[Start Text excerpt]

Journal Formatting Tool

A desktop GUI tool that reformats .docx manuscripts into journal-specific submission formats. Select your manuscript, pick a target journal format, and save the formatted output — no manual reformatting needed.

Currently supports MDPI and Elsevier formats. New formats can be added by dropping a single Python file into the formats/ directory.

Why This Exists

Preparing a manuscript for journal submission means hours of tedious reformatting: adjusting fonts, margins, heading styles, table borders, reference formatting, and more. Each journal has its own template and requirements. If your paper gets rejected and you resubmit elsewhere, you start the formatting over again.

This tool automates that. It reads your manuscript once, classifies every element (title, abstract, headings, tables, figures, equations, references), and rebuilds the document in the target journal's format — complete with correct typography, spacing, three-line tables, and placeholder fields for authors and affiliations.

Key Features

Two journal formats — MDPI and Elsevier, with more coming
Word-recognizable captions — Table and Figure captions use SEQ fields with bookmarks. Word's cross-references, "Insert Table of Figures", and auto-numbering all work. Named styles (MDPI41tablecaption, etc.) are registered in the document.
Smart reference resolution — Three-tier pipeline: extract DOIs from reference text (regex), match against RIS records (local), look up unmatched via CrossRef API (free, no auth). Works regardless of input citation style.
MDPI reference formatting — N. + TAB numbering (not [N]), italic journal names, en-dash page ranges, structured runs matching published MDPI papers
RIS bibliography import — Upload a .ris file from Zotero, Mendeley, or any reference manager. The tool cross-checks hardwritten citations against RIS metadata by DOI, author names, year, and title.

[End Text excerpt]
[Start Data extract]

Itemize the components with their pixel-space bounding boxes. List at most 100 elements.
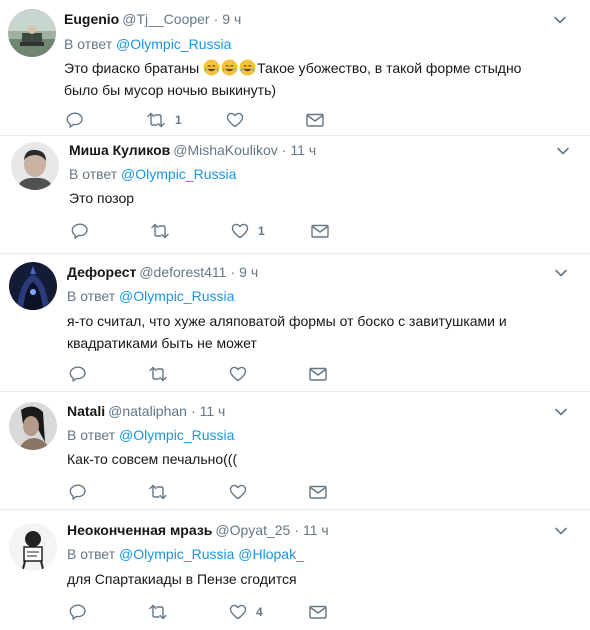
direct-message-button[interactable] bbox=[305, 110, 325, 130]
avatar[interactable] bbox=[9, 262, 57, 310]
timestamp[interactable]: 11 ч bbox=[303, 522, 329, 538]
reply-prefix: В ответ bbox=[69, 166, 118, 182]
mention-link[interactable]: @Olympic_Russia bbox=[121, 166, 236, 182]
reply-icon bbox=[66, 112, 83, 128]
tweet[interactable]: Eugenio @Tj__Cooper · 9 ч В ответ @Olympic_… bbox=[0, 0, 590, 136]
like-button[interactable]: 1 bbox=[231, 221, 265, 241]
display-name[interactable]: Eugenio bbox=[64, 11, 119, 27]
like-button[interactable] bbox=[229, 482, 256, 502]
timestamp[interactable]: 9 ч bbox=[222, 11, 241, 27]
like-button[interactable]: 4 bbox=[229, 602, 263, 622]
retweet-icon bbox=[149, 366, 167, 382]
avatar[interactable] bbox=[9, 523, 57, 571]
reply-prefix: В ответ bbox=[64, 36, 113, 52]
reply-icon bbox=[69, 366, 86, 382]
timestamp[interactable]: 11 ч bbox=[200, 403, 226, 419]
user-handle[interactable]: @nataliphan bbox=[108, 403, 187, 419]
display-name[interactable]: Миша Куликов bbox=[69, 142, 170, 158]
reply-context: В ответ @Olympic_Russia bbox=[67, 426, 234, 444]
user-handle[interactable]: @Tj__Cooper bbox=[122, 11, 209, 27]
reply-prefix: В ответ bbox=[67, 546, 116, 562]
avatar[interactable] bbox=[8, 9, 56, 57]
chevron-down-icon[interactable] bbox=[552, 12, 568, 28]
tweet[interactable]: Natali @nataliphan · 11 ч В ответ @Olympic_… bbox=[0, 392, 590, 510]
reply-button[interactable] bbox=[69, 602, 96, 622]
retweet-icon bbox=[149, 484, 167, 500]
direct-message-button[interactable] bbox=[308, 364, 328, 384]
reply-icon bbox=[71, 223, 88, 239]
mention-link[interactable]: @Olympic_Russia bbox=[116, 36, 231, 52]
tweet-text-part: Это фиаско братаны bbox=[64, 60, 204, 76]
separator-dot: · bbox=[281, 142, 287, 158]
tweet-text: Это позор bbox=[69, 190, 135, 206]
timestamp[interactable]: 9 ч bbox=[239, 264, 258, 280]
avatar[interactable] bbox=[11, 142, 59, 190]
face-with-tears-of-joy-icon bbox=[239, 59, 256, 76]
tweet-feed: Eugenio @Tj__Cooper · 9 ч В ответ @Olympic_… bbox=[0, 0, 590, 630]
user-handle[interactable]: @MishaKoulikov bbox=[173, 142, 277, 158]
timestamp[interactable]: 11 ч bbox=[290, 142, 316, 158]
user-handle[interactable]: @deforest411 bbox=[139, 264, 226, 280]
like-button[interactable] bbox=[226, 110, 253, 130]
face-with-tears-of-joy-icon bbox=[221, 59, 238, 76]
retweet-button[interactable] bbox=[148, 482, 177, 502]
retweet-button[interactable] bbox=[148, 364, 177, 384]
envelope-icon bbox=[309, 605, 327, 619]
tweet-text: для Спартакиады в Пензе сгодится bbox=[67, 571, 297, 587]
reply-button[interactable] bbox=[69, 364, 96, 384]
heart-icon bbox=[229, 604, 247, 620]
retweet-icon bbox=[149, 604, 167, 620]
display-name[interactable]: Неоконченная мразь bbox=[67, 522, 212, 538]
direct-message-button[interactable] bbox=[310, 221, 330, 241]
retweet-icon bbox=[147, 112, 165, 128]
reply-button[interactable] bbox=[66, 110, 93, 130]
direct-message-button[interactable] bbox=[308, 602, 328, 622]
separator-dot: · bbox=[230, 264, 236, 280]
reply-context: В ответ @Olympic_Russia bbox=[69, 165, 236, 183]
tweet[interactable]: Миша Куликов @MishaKoulikov · 11 ч В ответ … bbox=[0, 136, 590, 254]
mention-link[interactable]: @Olympic_Russia bbox=[119, 427, 234, 443]
reply-icon bbox=[69, 604, 86, 620]
heart-icon bbox=[226, 112, 244, 128]
heart-icon bbox=[229, 366, 247, 382]
reply-context: В ответ @Olympic_Russia bbox=[64, 35, 231, 53]
direct-message-button[interactable] bbox=[308, 482, 328, 502]
chevron-down-icon[interactable] bbox=[555, 143, 571, 159]
like-button[interactable] bbox=[229, 364, 256, 384]
reply-icon bbox=[69, 484, 86, 500]
user-handle[interactable]: @Opyat_25 bbox=[215, 522, 290, 538]
mention-link[interactable]: @Olympic_Russia bbox=[119, 546, 234, 562]
display-name[interactable]: Дефорест bbox=[67, 264, 136, 280]
display-name[interactable]: Natali bbox=[67, 403, 105, 419]
retweet-icon bbox=[151, 223, 169, 239]
chevron-down-icon[interactable] bbox=[553, 265, 569, 281]
separator-dot: · bbox=[190, 403, 196, 419]
heart-icon bbox=[229, 484, 247, 500]
avatar[interactable] bbox=[9, 402, 57, 450]
chevron-down-icon[interactable] bbox=[553, 404, 569, 420]
mention-link[interactable]: @Olympic_Russia bbox=[119, 288, 234, 304]
retweet-button[interactable]: 1 bbox=[146, 110, 182, 130]
reply-button[interactable] bbox=[69, 482, 96, 502]
like-count: 4 bbox=[256, 605, 263, 619]
envelope-icon bbox=[309, 485, 327, 499]
tweet-text: я-то считал, что хуже аляповатой формы о… bbox=[67, 313, 507, 351]
reply-prefix: В ответ bbox=[67, 427, 116, 443]
tweet[interactable]: Дефорест @deforest411 · 9 ч В ответ @Olympi… bbox=[0, 254, 590, 392]
like-count: 1 bbox=[258, 224, 265, 238]
reply-button[interactable] bbox=[71, 221, 98, 241]
heart-icon bbox=[231, 223, 249, 239]
retweet-button[interactable] bbox=[148, 602, 177, 622]
tweet-text: Как-то совсем печально((( bbox=[67, 451, 238, 467]
retweet-button[interactable] bbox=[150, 221, 179, 241]
separator-dot: · bbox=[213, 11, 219, 27]
envelope-icon bbox=[311, 224, 329, 238]
tweet[interactable]: Неоконченная мразь @Opyat_25 · 11 ч В ответ… bbox=[0, 510, 590, 630]
face-with-tears-of-joy-icon bbox=[203, 59, 220, 76]
chevron-down-icon[interactable] bbox=[553, 523, 569, 539]
envelope-icon bbox=[306, 113, 324, 127]
tweet-text: Это фиаско братаны Такое убожество, в та… bbox=[64, 57, 559, 101]
retweet-count: 1 bbox=[175, 113, 182, 127]
envelope-icon bbox=[309, 367, 327, 381]
mention-link[interactable]: @Hlopak_ bbox=[238, 546, 304, 562]
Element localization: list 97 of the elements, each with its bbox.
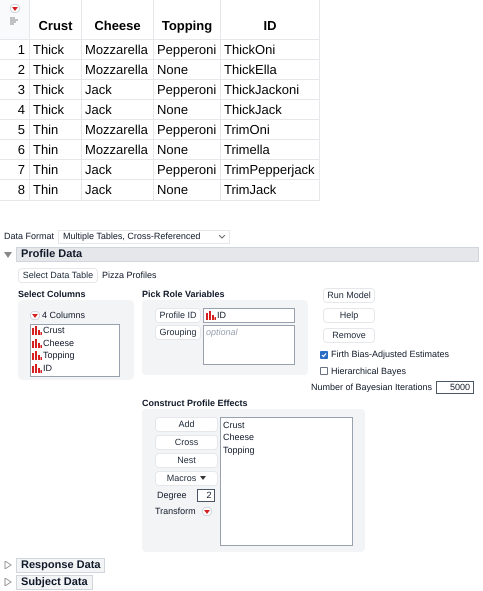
section-header[interactable]: Response Data — [16, 558, 106, 572]
table-cell: None — [154, 60, 221, 79]
section-header[interactable]: Subject Data — [16, 574, 93, 590]
column-header: ID — [262, 16, 278, 34]
row-number: 8 — [0, 180, 30, 200]
effect-item[interactable]: Crust — [223, 418, 352, 431]
effect-button[interactable]: Cross — [155, 434, 218, 450]
row-number: 1 — [0, 40, 30, 59]
table-cell: Thick — [30, 60, 82, 79]
effect-button[interactable]: Add — [155, 416, 218, 432]
table-cell: Jack — [82, 160, 154, 179]
columns-menu-icon[interactable] — [30, 311, 40, 320]
bar-chart-icon — [32, 351, 42, 360]
row-number: 4 — [0, 100, 30, 119]
table-cell: Thin — [30, 160, 82, 179]
table-cell: Pepperoni — [154, 160, 221, 179]
table-cell: Thin — [30, 140, 82, 159]
table-cell-text: TrimOni — [223, 121, 271, 139]
role-button[interactable]: Profile ID — [155, 308, 201, 323]
table-cell: Thin — [30, 180, 82, 200]
row-number: 5 — [0, 120, 30, 139]
iterations-label: Number of Bayesian Iterations — [311, 381, 432, 394]
column-item[interactable]: Crust — [32, 324, 119, 337]
column-item[interactable]: ID — [32, 362, 119, 374]
effect-item[interactable]: Topping — [223, 444, 352, 456]
expand-triangle-icon[interactable] — [4, 578, 12, 586]
select-data-table-button[interactable]: Select Data Table — [18, 268, 98, 283]
collapse-triangle-icon[interactable] — [4, 250, 12, 258]
table-cell-text: ThickElla — [223, 61, 278, 79]
chevron-down-icon — [219, 235, 226, 239]
column-list-icon[interactable] — [10, 17, 19, 26]
role-field[interactable]: ID — [203, 308, 295, 323]
transform-label: Transform — [155, 505, 196, 518]
table-cell: Mozzarella — [82, 40, 154, 59]
panel-title: Pick Role Variables — [142, 288, 226, 300]
row-number: 3 — [0, 80, 30, 99]
transform-menu-icon[interactable] — [202, 507, 212, 516]
table-cell: Jack — [82, 100, 154, 119]
column-item[interactable]: Topping — [32, 350, 119, 362]
table-cell: None — [154, 140, 221, 159]
table-cell: None — [154, 180, 221, 200]
checkbox-label: Hierarchical Bayes — [331, 364, 406, 378]
role-button[interactable]: Grouping — [155, 325, 201, 340]
row-number: 7 — [0, 160, 30, 179]
bar-chart-icon — [32, 338, 42, 348]
table-menu-icon[interactable] — [10, 4, 20, 13]
table-cell: Jack — [82, 180, 154, 200]
table-cell: Thin — [30, 120, 82, 139]
table-cell-text: TrimJack — [223, 181, 278, 199]
bar-chart-icon — [32, 326, 42, 336]
macros-menu-button[interactable]: Macros — [155, 470, 218, 486]
degree-field[interactable]: 2 — [196, 488, 215, 502]
placeholder: optional — [206, 326, 239, 339]
data-format-label: Data Format — [4, 230, 54, 244]
checkbox-label: Firth Bias-Adjusted Estimates — [331, 348, 450, 361]
table-cell-text: Trimella — [223, 141, 271, 159]
action-button[interactable]: Run Model — [323, 288, 375, 303]
table-cell: None — [154, 100, 221, 119]
column-header: Cheese — [82, 0, 154, 39]
column-count: 4 Columns — [42, 309, 86, 322]
caret-icon — [200, 476, 206, 480]
table-cell-text: ThickJack — [223, 101, 283, 119]
table-cell-text: TrimPepperjack — [223, 161, 316, 179]
table-cell: Mozzarella — [82, 120, 154, 139]
panel-title: Select Columns — [18, 288, 87, 300]
data-format-dropdown[interactable]: Multiple Tables, Cross-Referenced — [58, 230, 230, 244]
table-cell: Pepperoni — [154, 40, 221, 59]
action-button[interactable]: Remove — [323, 328, 375, 343]
row-number: 2 — [0, 60, 30, 79]
section-header[interactable]: Profile Data — [16, 247, 479, 262]
table-cell: Jack — [82, 80, 154, 99]
iterations-field[interactable]: 5000 — [436, 381, 474, 394]
panel-title: Construct Profile Effects — [142, 396, 249, 408]
table-cell: Thick — [30, 80, 82, 99]
table-cell-text: ThickJackoni — [223, 81, 300, 99]
role-value: ID — [217, 309, 226, 322]
table-cell: Mozzarella — [82, 60, 154, 79]
column-header: Crust — [30, 0, 82, 39]
column-header: Topping — [154, 0, 221, 39]
table-cell: Thick — [30, 40, 82, 59]
effect-item[interactable]: Cheese — [223, 431, 352, 444]
column-item[interactable]: Cheese — [32, 337, 119, 350]
checkbox[interactable] — [320, 367, 328, 376]
table-cell: Mozzarella — [82, 140, 154, 159]
degree-label: Degree — [157, 488, 187, 502]
effect-button[interactable]: Nest — [155, 452, 218, 468]
table-cell: Pepperoni — [154, 120, 221, 139]
table-cell: Pepperoni — [154, 80, 221, 99]
row-number: 6 — [0, 140, 30, 159]
table-cell-text: ThickOni — [223, 41, 276, 59]
table-cell: Thick — [30, 100, 82, 119]
bar-chart-icon — [32, 364, 42, 373]
bar-chart-icon — [206, 311, 216, 320]
data-table-name: Pizza Profiles — [102, 268, 157, 282]
expand-triangle-icon[interactable] — [4, 561, 12, 569]
action-button[interactable]: Help — [323, 308, 375, 323]
checkbox[interactable] — [320, 350, 328, 359]
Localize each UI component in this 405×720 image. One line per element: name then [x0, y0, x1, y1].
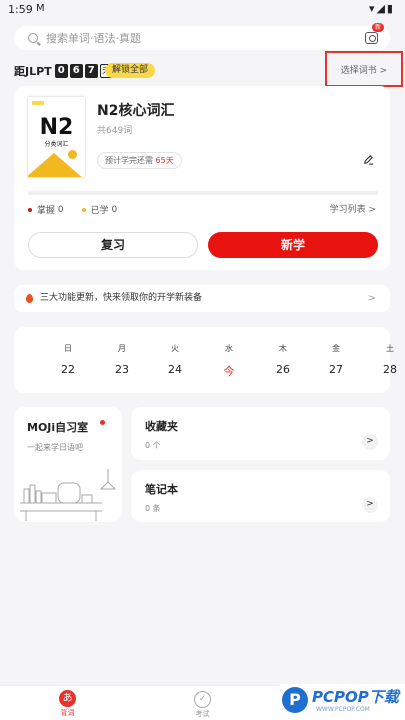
announcement-text: 三大功能更新，快来领取你的开学新装备 — [40, 293, 203, 303]
book-word-count: 共649词 — [97, 126, 133, 136]
watermark: P PCPOP下载 WWW.PCPOP.COM — [280, 684, 405, 720]
study-room-card[interactable]: MOJi自习室 一起来学日语吧 — [14, 407, 122, 522]
status-bar: 1:59 M ▾◢▮ — [0, 0, 405, 18]
book-title: N2核心词汇 — [97, 103, 175, 119]
study-room-subtitle: 一起来学日语吧 — [27, 443, 83, 452]
system-icons: ▾◢▮ — [368, 2, 395, 15]
learned-label: 已学 — [90, 206, 109, 216]
review-button[interactable]: 复习 — [28, 232, 198, 258]
tab-exam[interactable]: ✓ 考试 — [135, 686, 270, 719]
week-calendar: 日 22 月 23 火 24 水今 木 26 金 27 土 28 — [14, 327, 397, 393]
mastered-label: 掌握 — [37, 206, 56, 216]
study-room-title: MOJi自习室 — [27, 421, 89, 434]
mastered-value: 0 — [57, 204, 64, 215]
cover-tag — [32, 101, 44, 105]
notebook-card[interactable]: 笔记本 0 条 > — [131, 470, 390, 522]
search-bar[interactable]: 搜索单词·语法·真题 新 — [14, 23, 390, 50]
cover-subtitle: 分类词汇 — [44, 141, 69, 148]
mail-icon: M — [36, 3, 45, 14]
learned-value: 0 — [111, 204, 118, 215]
select-book-button[interactable]: 选择词书 > — [325, 51, 403, 87]
weekday-label: 火 — [171, 344, 179, 353]
tab-label: 考试 — [195, 710, 210, 718]
favorites-card[interactable]: 收藏夹 0 个 > — [131, 407, 390, 460]
book-card: N2 分类词汇 N2核心词汇 共649词 预计学完还需 65天 掌握 0 已学 … — [14, 86, 390, 270]
favorites-count: 0 个 — [145, 441, 161, 450]
edit-icon[interactable] — [363, 154, 374, 165]
cover-title: N2 — [39, 115, 74, 140]
learning-progress-bar — [28, 191, 378, 195]
weekday-label: 水 — [225, 344, 233, 353]
mastered-dot — [28, 207, 32, 212]
learned-dot — [81, 207, 86, 212]
date-label: 23 — [115, 363, 129, 376]
flame-icon — [26, 294, 33, 303]
watermark-logo: P — [282, 687, 308, 713]
search-placeholder: 搜索单词·语法·真题 — [46, 32, 141, 45]
watermark-url: WWW.PCPOP.COM — [316, 706, 370, 713]
weekday-label: 土 — [386, 344, 394, 353]
book-cover[interactable]: N2 分类词汇 — [28, 97, 85, 177]
camera-icon[interactable] — [365, 32, 378, 44]
status-time: 1:59 — [8, 3, 33, 16]
countdown-digit: 0 — [54, 64, 68, 78]
search-icon — [28, 33, 38, 43]
tab-words[interactable]: あ 背词 — [0, 686, 135, 718]
learn-new-button[interactable]: 新学 — [208, 232, 378, 258]
date-label: 28 — [383, 363, 397, 376]
notebook-count: 0 条 — [145, 504, 161, 513]
eta-days: 65天 — [155, 156, 174, 165]
weekday-label: 木 — [279, 344, 287, 353]
date-label: 24 — [168, 363, 182, 376]
chevron-right-icon[interactable]: > — [362, 434, 378, 450]
camera-new-badge: 新 — [371, 23, 384, 32]
date-label: 26 — [276, 363, 290, 376]
date-label: 22 — [61, 363, 75, 376]
eta-pill: 预计学完还需 65天 — [97, 152, 182, 169]
study-list-link[interactable]: 学习列表 > — [330, 202, 376, 215]
watermark-text: PCPOP下载 — [312, 688, 399, 706]
eta-prefix: 预计学完还需 — [105, 156, 153, 165]
countdown-prefix: 距JLPT — [14, 65, 52, 78]
notification-dot — [100, 420, 105, 425]
unlock-all-button[interactable]: 解锁全部 — [105, 63, 156, 78]
chevron-right-icon: > — [367, 293, 376, 304]
notebook-title: 笔记本 — [145, 483, 178, 496]
chevron-right-icon[interactable]: > — [362, 497, 378, 513]
announcement-banner[interactable]: 三大功能更新，快来领取你的开学新装备 > — [14, 285, 390, 312]
weekday-label: 金 — [332, 344, 340, 353]
words-tab-icon: あ — [59, 690, 76, 707]
learning-stats: 掌握 0 已学 0 — [28, 203, 117, 216]
cover-mountain-decoration — [28, 153, 84, 177]
study-desk-illustration — [20, 469, 117, 521]
date-label: 27 — [329, 363, 343, 376]
date-label-today: 今 — [223, 365, 235, 378]
countdown-digit: 7 — [84, 64, 98, 78]
favorites-title: 收藏夹 — [145, 420, 178, 433]
countdown-digit: 6 — [69, 64, 83, 78]
weekday-label: 日 — [64, 344, 72, 353]
tab-label: 背词 — [60, 709, 75, 717]
weekday-label: 月 — [118, 344, 126, 353]
check-icon: ✓ — [194, 691, 211, 708]
jlpt-countdown: 距JLPT 0 6 7 天 — [14, 63, 113, 79]
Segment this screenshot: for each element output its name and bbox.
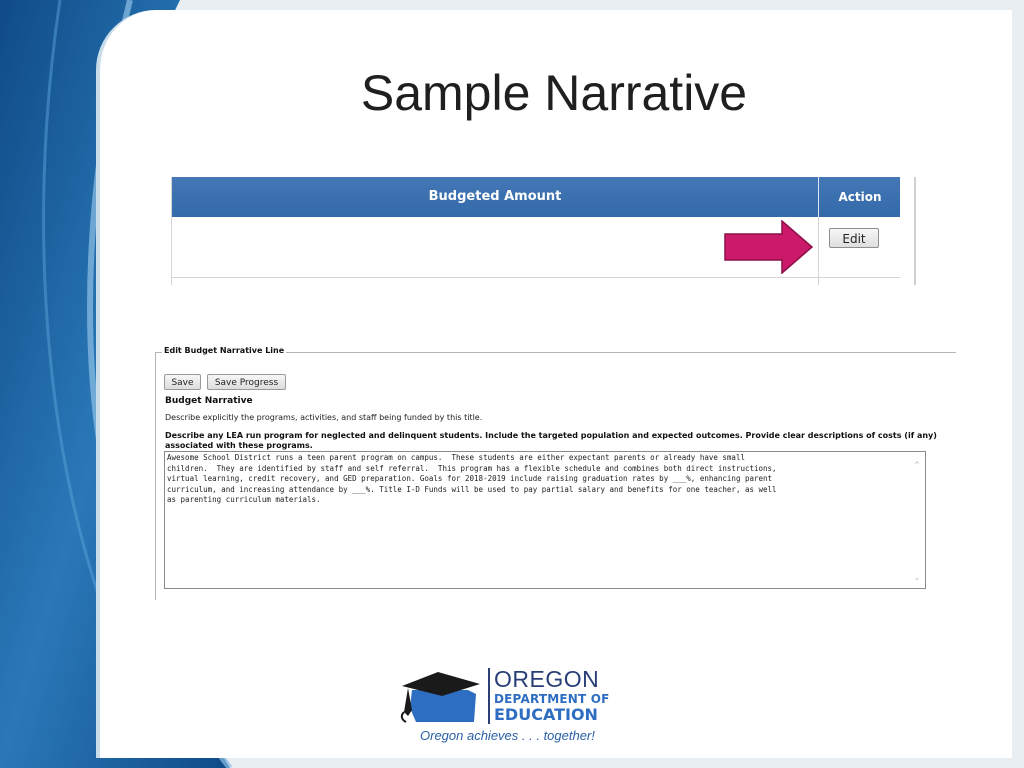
budget-narrative-description: Describe explicitly the programs, activi… (165, 413, 483, 422)
narrative-prompt: Describe any LEA run program for neglect… (165, 431, 937, 450)
edit-button[interactable]: Edit (829, 228, 879, 248)
column-header-budgeted-amount: Budgeted Amount (172, 177, 819, 217)
column-header-action: Action (838, 190, 882, 204)
logo-text-department: DEPARTMENT OF (494, 692, 610, 706)
narrative-textarea[interactable]: Awesome School District runs a teen pare… (164, 451, 926, 589)
slide-title: Sample Narrative (360, 65, 748, 121)
chevron-up-icon[interactable]: ⌃ (912, 460, 922, 470)
narrative-text[interactable]: Awesome School District runs a teen pare… (167, 453, 905, 506)
logo-text-oregon: OREGON (494, 666, 600, 692)
logo-tagline: Oregon achieves . . . together! (420, 728, 595, 743)
table-header: Budgeted Amount Action (172, 177, 900, 217)
chevron-down-icon[interactable]: ⌄ (912, 572, 922, 582)
save-button[interactable]: Save (164, 374, 201, 390)
fieldset-legend: Edit Budget Narrative Line (162, 346, 287, 355)
fieldset-border-left (155, 352, 156, 600)
budget-narrative-heading: Budget Narrative (165, 396, 253, 406)
column-divider (818, 217, 819, 285)
logo-text-education: EDUCATION (494, 705, 598, 724)
right-arrow-icon (724, 220, 814, 274)
logo-divider (488, 668, 490, 724)
save-progress-button[interactable]: Save Progress (207, 374, 286, 390)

[End Data extract]

Extend the Journal Formatting Tool text from its last listed feature, the one on RIS bibliography import.

# [Result below]
CrossRef API lookup — For references without a .ris match, optionally look them up online via the free CrossRef API. Works by DOI or bibliographic text search.
Zotero field code embedding — Optionally wrap references in Zotero ADDIN ZOTERO_ITEM CSL_CITATION field codes with w:dirty flag and full w:rPr on every run, so Zotero can recognize and manage them after formatting
Plugin architecture — Drop a new .py file in formats/ to add a journal format

Supported Formats

Format	Font	Page Layout	Reference Style
MDPI	Palatino Linotype 10pt	A4, asymmetric margins (2.5/1.6/1.27/1.27 cm)	Numbered `[N]` — `Lastname, F.M.; ... Title. Journal Year, Vol, Pages.`
Elsevier	Times New Roman 12pt	A4, 2.5cm uniform margins, 1.5x line spacing	Preserved from source (hanging indent, 11pt)

Both formats produce three-line tables (top border, header-bottom border, table-bottom border) and preserve inline formatting (bold, italic, superscript, subscript) from your source document.

Quick Start

Requirements

Python 3.9+
A .docx manuscript with standard heading styles (Heading 1, Heading 2, Heading 3)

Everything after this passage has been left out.